Provided data>
━━━━━━━━

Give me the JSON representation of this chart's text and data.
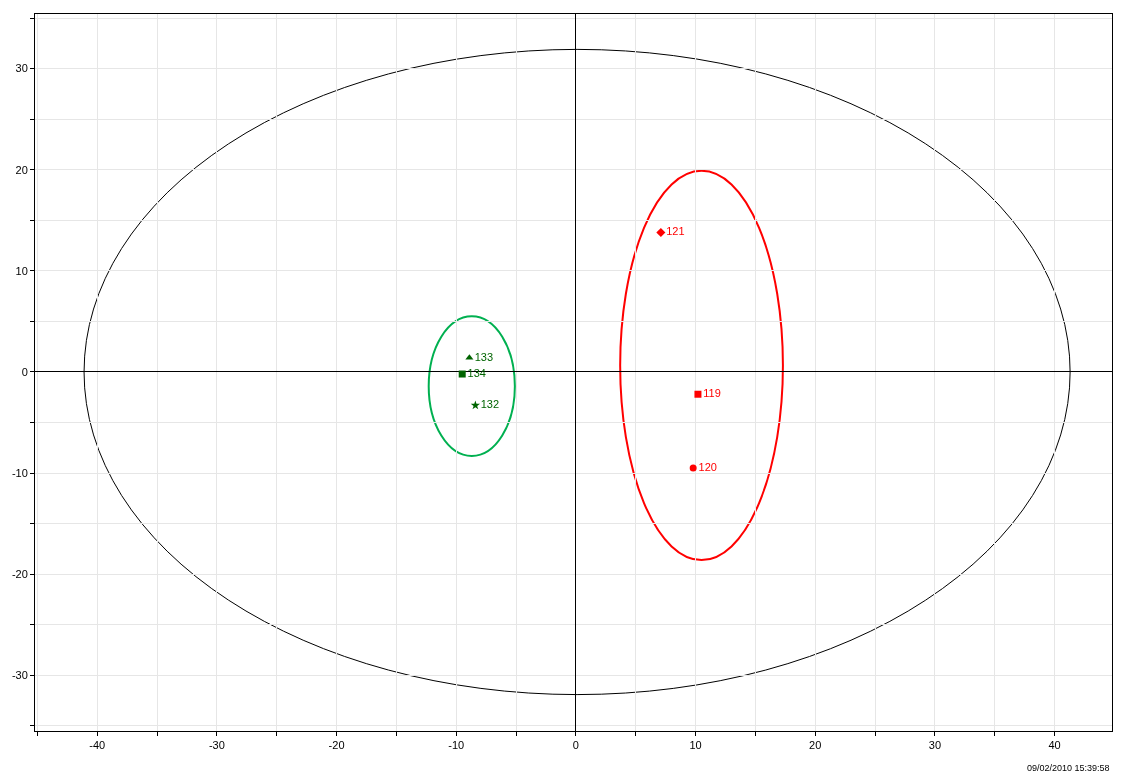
{
  "chart_data": {
    "type": "scatter",
    "xlim": [
      -45.2,
      44.8
    ],
    "ylim": [
      -35.5,
      35.4
    ],
    "xticks": [
      {
        "value": -45,
        "label": null
      },
      -40,
      {
        "value": -35,
        "label": null
      },
      -30,
      {
        "value": -25,
        "label": null
      },
      -20,
      {
        "value": -15,
        "label": null
      },
      -10,
      {
        "value": -5,
        "label": null
      },
      0,
      {
        "value": 5,
        "label": null
      },
      10,
      {
        "value": 15,
        "label": null
      },
      20,
      {
        "value": 25,
        "label": null
      },
      30,
      {
        "value": 35,
        "label": null
      },
      40
    ],
    "yticks": [
      {
        "value": -35,
        "label": null
      },
      -30,
      {
        "value": -25,
        "label": null
      },
      -20,
      {
        "value": -15,
        "label": null
      },
      -10,
      {
        "value": -5,
        "label": null
      },
      0,
      {
        "value": 5,
        "label": null
      },
      10,
      {
        "value": 15,
        "label": null
      },
      20,
      {
        "value": 25,
        "label": null
      },
      30,
      {
        "value": 35,
        "label": null
      }
    ],
    "grid": true,
    "legend": false,
    "series": [
      {
        "name": "121",
        "color": "#ff0000",
        "marker": "diamond",
        "x": [
          7.1
        ],
        "values": [
          13.8
        ]
      },
      {
        "name": "119",
        "color": "#ff0000",
        "marker": "square",
        "x": [
          10.2
        ],
        "values": [
          -2.2
        ]
      },
      {
        "name": "120",
        "color": "#ff0000",
        "marker": "circle",
        "x": [
          9.8
        ],
        "values": [
          -9.5
        ]
      },
      {
        "name": "133",
        "color": "#006400",
        "marker": "triangle",
        "x": [
          -8.9
        ],
        "values": [
          1.4
        ]
      },
      {
        "name": "134",
        "color": "#006400",
        "marker": "square",
        "x": [
          -9.5
        ],
        "values": [
          -0.2
        ]
      },
      {
        "name": "132",
        "color": "#006400",
        "marker": "star",
        "x": [
          -8.4
        ],
        "values": [
          -3.3
        ]
      }
    ],
    "annotations": [
      "09/02/2010 15:39:58"
    ]
  }
}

━━━━━━━━

Work instructions>
Search the entries for "name" and copy out each line that has it.

Solution for this exercise>
        "name": "121",
        "name": "119",
        "name": "120",
        "name": "133",
        "name": "134",
        "name": "132",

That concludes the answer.